Read the records and gather each line that includes "sono".

[START Source data]

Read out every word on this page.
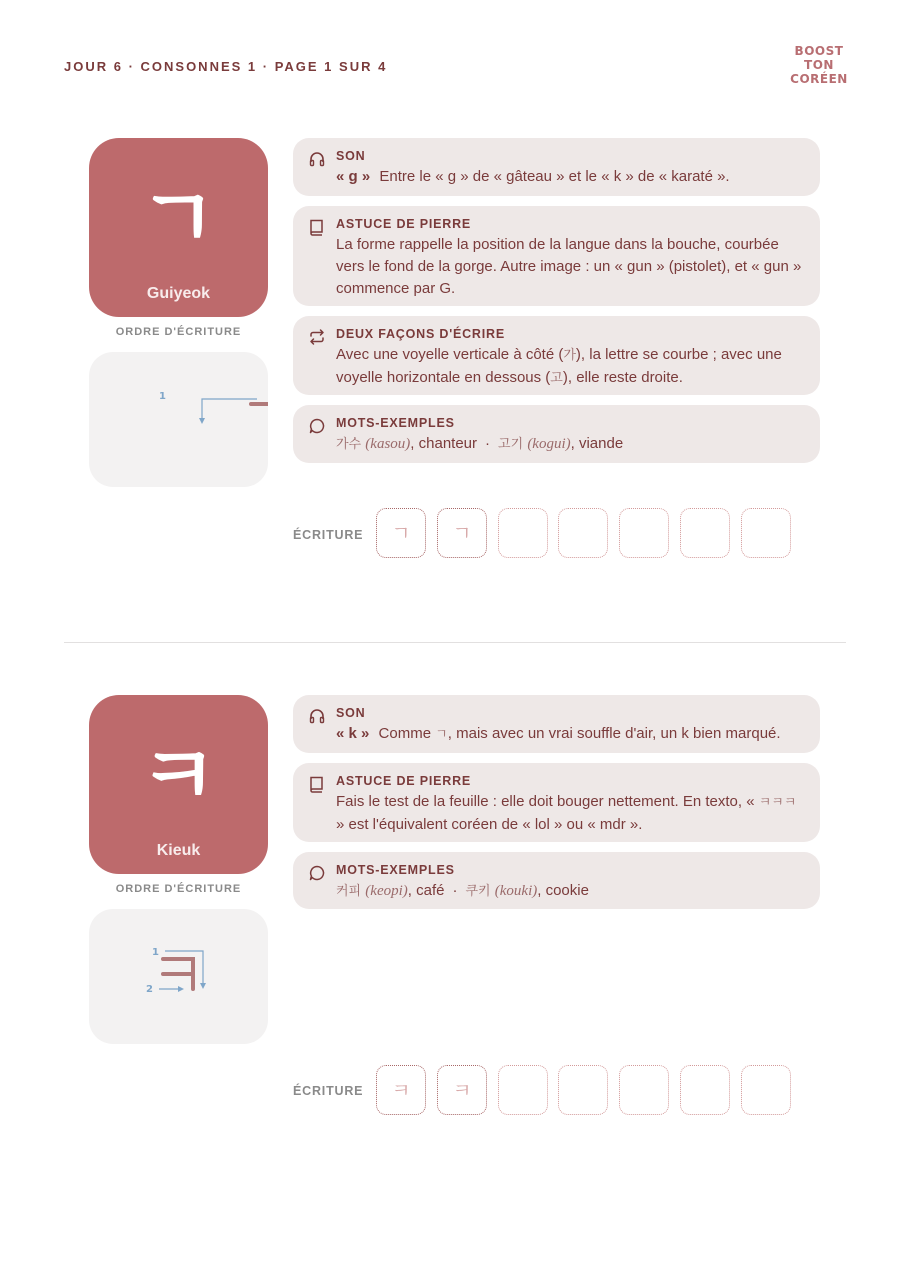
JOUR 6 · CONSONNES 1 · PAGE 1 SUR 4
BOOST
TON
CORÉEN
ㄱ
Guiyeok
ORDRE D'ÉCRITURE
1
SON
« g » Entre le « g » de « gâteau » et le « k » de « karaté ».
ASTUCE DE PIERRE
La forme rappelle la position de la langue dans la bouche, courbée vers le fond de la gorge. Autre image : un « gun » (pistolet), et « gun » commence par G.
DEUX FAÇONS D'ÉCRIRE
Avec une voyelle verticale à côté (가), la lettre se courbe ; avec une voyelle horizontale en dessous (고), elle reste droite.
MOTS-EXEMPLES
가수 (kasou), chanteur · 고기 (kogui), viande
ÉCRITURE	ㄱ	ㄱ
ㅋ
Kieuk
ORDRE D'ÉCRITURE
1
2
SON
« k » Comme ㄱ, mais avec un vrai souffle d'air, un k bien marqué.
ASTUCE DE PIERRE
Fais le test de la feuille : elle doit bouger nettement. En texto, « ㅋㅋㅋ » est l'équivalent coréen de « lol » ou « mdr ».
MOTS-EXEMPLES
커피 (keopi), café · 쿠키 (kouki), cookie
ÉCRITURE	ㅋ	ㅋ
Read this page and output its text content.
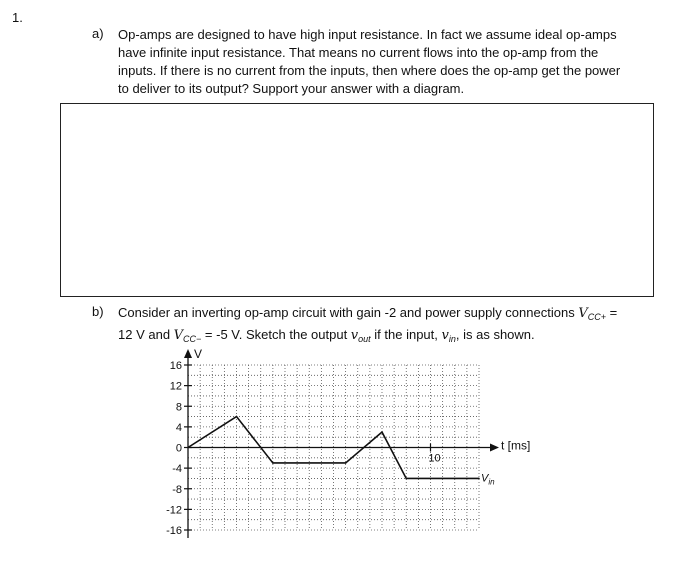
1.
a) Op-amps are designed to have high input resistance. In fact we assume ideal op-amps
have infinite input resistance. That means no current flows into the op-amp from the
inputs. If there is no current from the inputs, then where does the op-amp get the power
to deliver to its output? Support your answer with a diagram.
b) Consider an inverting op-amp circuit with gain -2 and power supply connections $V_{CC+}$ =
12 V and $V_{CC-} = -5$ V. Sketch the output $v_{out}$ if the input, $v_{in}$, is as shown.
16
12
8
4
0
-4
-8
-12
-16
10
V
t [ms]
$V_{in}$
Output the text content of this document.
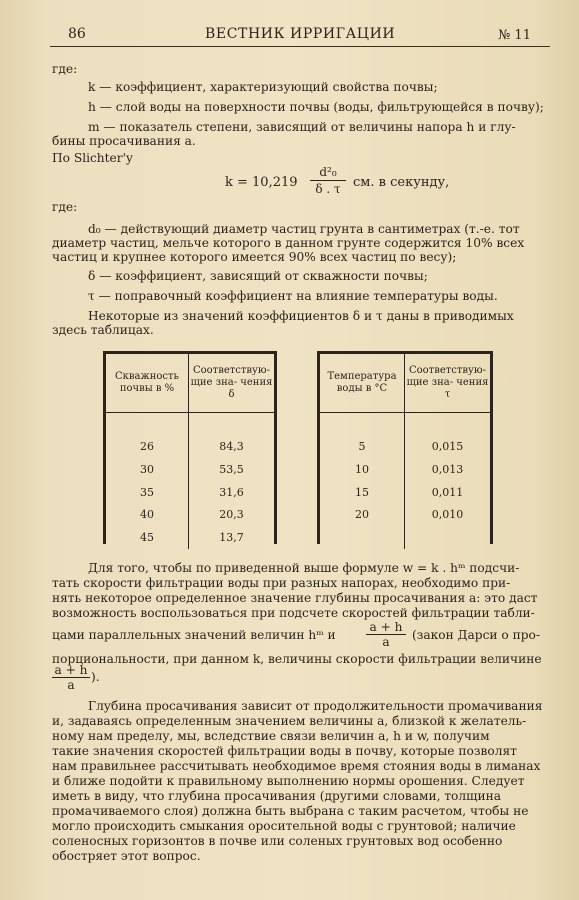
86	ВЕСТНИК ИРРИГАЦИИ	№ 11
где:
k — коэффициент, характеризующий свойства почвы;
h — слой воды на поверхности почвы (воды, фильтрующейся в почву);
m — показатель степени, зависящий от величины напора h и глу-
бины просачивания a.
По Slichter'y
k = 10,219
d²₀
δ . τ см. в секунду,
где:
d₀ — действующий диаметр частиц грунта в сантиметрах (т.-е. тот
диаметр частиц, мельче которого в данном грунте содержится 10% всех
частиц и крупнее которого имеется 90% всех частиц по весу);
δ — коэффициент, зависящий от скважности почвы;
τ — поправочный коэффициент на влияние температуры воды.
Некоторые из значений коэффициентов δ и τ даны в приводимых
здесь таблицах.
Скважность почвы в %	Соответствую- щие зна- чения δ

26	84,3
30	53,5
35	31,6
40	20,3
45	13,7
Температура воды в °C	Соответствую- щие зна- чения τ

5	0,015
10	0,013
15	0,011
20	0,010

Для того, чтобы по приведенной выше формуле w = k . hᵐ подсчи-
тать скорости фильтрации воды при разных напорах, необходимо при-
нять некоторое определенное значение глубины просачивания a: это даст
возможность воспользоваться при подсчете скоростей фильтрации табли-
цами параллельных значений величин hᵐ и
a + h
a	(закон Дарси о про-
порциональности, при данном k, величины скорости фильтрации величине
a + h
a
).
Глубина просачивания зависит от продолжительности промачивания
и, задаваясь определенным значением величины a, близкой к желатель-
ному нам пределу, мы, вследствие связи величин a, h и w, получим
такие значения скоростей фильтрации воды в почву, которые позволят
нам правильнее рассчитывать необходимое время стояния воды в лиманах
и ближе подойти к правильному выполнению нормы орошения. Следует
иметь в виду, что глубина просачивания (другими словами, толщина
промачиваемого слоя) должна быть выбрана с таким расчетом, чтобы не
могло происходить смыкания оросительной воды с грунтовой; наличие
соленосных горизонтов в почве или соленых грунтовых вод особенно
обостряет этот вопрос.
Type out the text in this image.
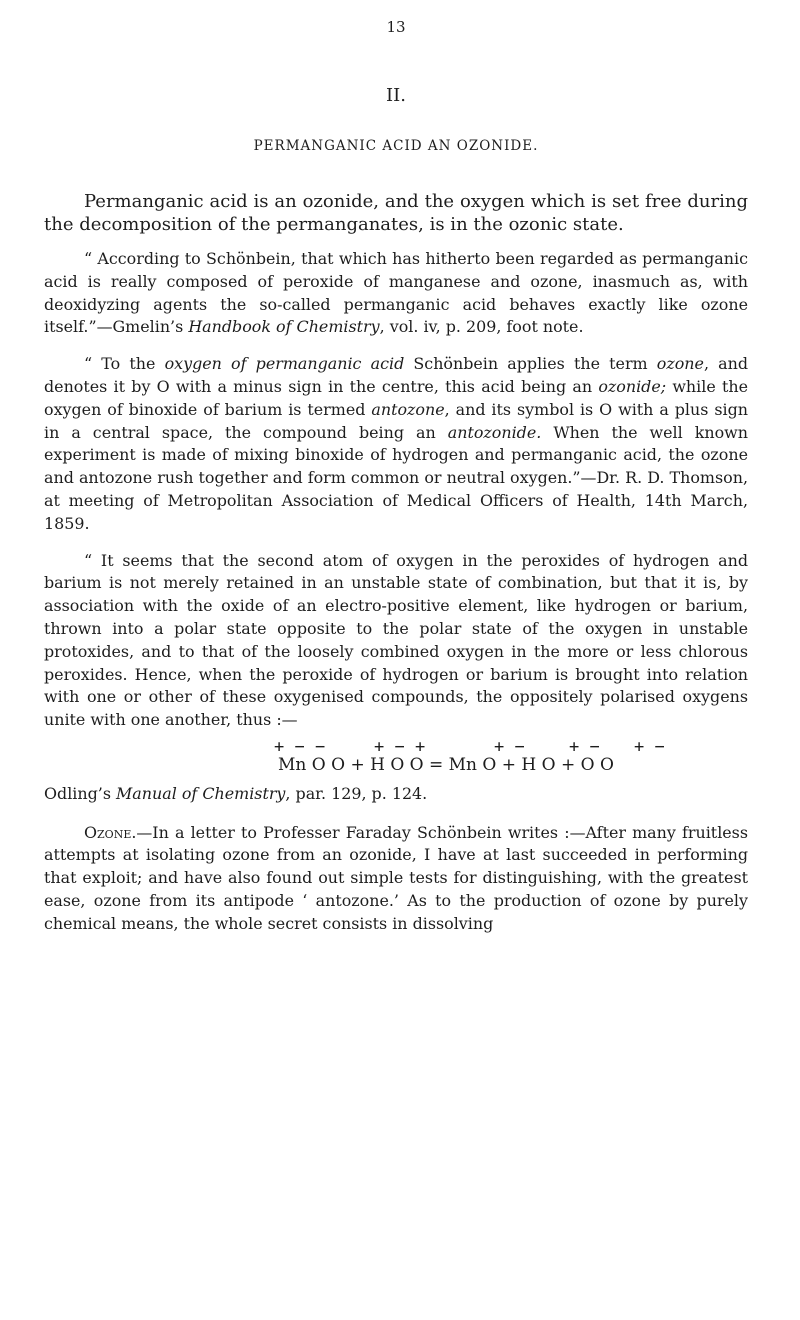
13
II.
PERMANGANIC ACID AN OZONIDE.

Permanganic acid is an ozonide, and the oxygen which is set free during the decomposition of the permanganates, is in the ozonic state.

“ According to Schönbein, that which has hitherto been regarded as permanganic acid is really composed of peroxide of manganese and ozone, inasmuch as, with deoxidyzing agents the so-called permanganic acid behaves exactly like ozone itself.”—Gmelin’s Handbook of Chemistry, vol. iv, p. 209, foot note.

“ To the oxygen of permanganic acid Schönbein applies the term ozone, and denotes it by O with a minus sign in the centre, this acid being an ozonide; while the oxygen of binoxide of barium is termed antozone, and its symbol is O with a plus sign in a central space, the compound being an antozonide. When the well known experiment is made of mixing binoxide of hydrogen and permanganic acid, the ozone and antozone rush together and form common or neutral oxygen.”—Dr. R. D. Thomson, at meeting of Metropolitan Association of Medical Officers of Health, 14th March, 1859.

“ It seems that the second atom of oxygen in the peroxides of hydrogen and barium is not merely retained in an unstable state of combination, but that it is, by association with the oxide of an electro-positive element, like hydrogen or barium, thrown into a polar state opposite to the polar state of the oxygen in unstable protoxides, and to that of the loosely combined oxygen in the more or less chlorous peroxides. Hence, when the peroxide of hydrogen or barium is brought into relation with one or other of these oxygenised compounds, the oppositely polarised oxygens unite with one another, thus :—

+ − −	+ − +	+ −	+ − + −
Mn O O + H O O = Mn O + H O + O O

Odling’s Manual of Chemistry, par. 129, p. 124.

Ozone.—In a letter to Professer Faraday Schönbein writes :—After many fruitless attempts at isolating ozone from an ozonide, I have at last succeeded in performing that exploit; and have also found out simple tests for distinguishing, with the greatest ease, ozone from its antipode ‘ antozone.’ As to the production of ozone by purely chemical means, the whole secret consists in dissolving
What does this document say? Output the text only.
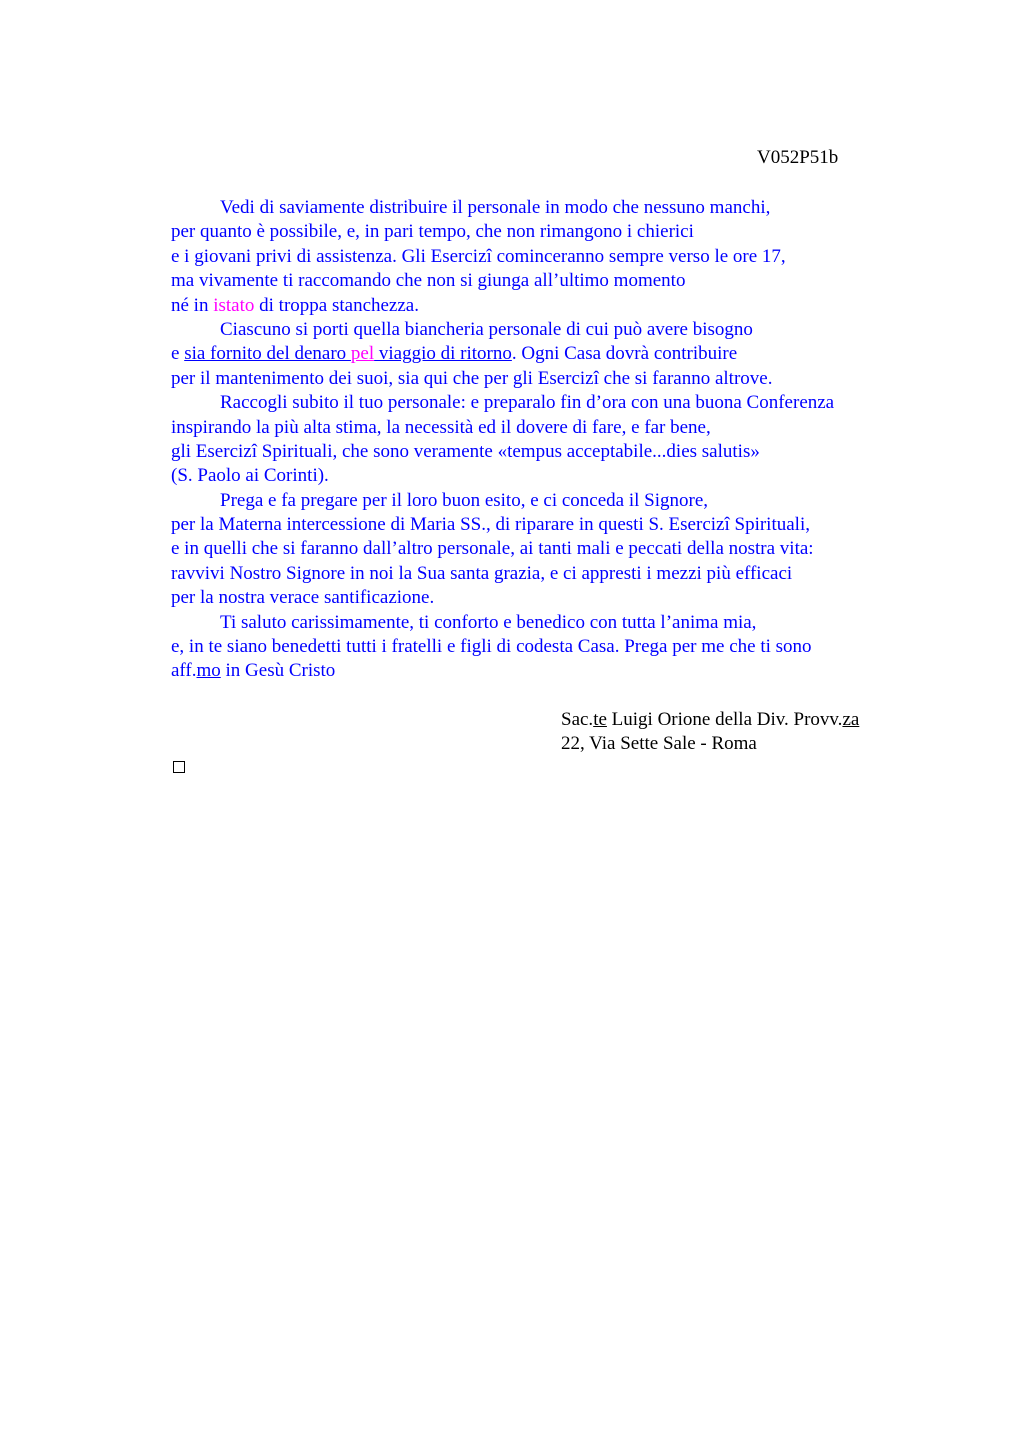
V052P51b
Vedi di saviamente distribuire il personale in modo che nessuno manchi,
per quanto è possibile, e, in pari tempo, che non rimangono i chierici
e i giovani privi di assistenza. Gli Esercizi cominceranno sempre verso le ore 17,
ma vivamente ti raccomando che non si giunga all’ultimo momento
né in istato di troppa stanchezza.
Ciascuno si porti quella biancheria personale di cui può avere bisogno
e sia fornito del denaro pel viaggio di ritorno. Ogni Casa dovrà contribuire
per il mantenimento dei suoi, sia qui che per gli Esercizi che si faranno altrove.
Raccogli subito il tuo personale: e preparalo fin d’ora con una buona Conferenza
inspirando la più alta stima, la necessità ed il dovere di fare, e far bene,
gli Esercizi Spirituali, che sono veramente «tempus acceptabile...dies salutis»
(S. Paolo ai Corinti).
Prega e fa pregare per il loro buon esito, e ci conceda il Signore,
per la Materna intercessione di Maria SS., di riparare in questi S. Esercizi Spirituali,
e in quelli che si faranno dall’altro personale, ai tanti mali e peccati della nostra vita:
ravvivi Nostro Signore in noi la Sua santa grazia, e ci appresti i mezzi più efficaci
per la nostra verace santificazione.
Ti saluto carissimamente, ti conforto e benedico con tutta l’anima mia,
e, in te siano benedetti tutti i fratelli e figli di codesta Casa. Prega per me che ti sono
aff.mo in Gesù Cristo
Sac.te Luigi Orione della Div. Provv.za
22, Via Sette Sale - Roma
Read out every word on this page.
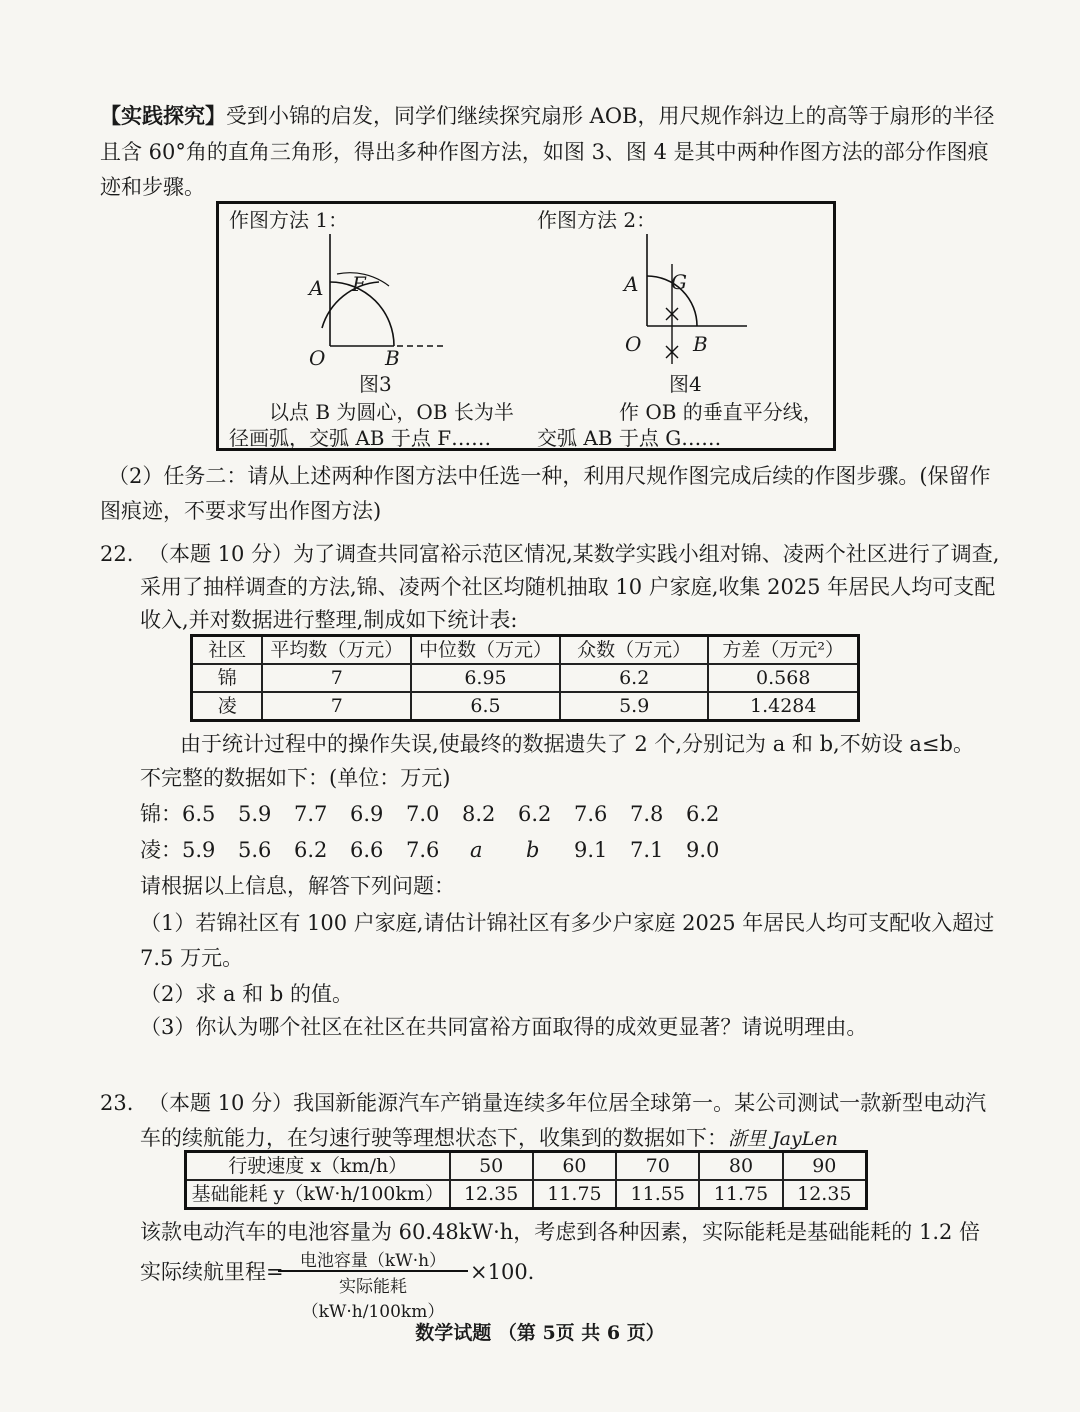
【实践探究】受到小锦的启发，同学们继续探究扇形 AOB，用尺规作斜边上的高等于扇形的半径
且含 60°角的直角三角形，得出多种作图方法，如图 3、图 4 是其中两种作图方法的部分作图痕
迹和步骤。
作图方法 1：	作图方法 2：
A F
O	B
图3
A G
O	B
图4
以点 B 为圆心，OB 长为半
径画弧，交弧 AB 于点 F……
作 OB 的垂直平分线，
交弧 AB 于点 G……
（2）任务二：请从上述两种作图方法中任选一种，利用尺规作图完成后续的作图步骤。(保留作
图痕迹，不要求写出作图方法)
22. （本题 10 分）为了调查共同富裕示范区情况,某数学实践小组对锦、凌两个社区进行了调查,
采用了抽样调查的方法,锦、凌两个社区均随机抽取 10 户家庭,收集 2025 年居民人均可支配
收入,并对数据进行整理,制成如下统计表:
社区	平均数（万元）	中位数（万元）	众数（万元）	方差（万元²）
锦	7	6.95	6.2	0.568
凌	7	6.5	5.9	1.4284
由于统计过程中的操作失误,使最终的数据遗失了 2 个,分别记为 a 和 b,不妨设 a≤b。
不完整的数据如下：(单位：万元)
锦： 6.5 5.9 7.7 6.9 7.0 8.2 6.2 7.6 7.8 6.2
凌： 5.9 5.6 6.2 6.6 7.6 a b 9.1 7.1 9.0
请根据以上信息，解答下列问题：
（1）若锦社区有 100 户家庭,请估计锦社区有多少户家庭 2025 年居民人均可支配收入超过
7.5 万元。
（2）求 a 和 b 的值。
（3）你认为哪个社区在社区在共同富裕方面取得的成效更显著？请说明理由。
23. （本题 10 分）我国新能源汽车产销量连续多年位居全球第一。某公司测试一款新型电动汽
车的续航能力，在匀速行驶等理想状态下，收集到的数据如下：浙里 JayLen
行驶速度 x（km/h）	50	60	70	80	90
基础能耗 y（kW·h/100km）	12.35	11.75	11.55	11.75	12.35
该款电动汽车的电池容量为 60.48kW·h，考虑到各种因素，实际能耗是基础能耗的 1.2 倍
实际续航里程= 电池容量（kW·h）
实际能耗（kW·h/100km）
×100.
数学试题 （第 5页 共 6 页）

[END Source data]

#### Reply to the task:
gli Esercizi Spirituali, che sono veramente «tempus acceptabile...dies salutis»
e, in te siano benedetti tutti i fratelli e figli di codesta Casa. Prega per me che ti sono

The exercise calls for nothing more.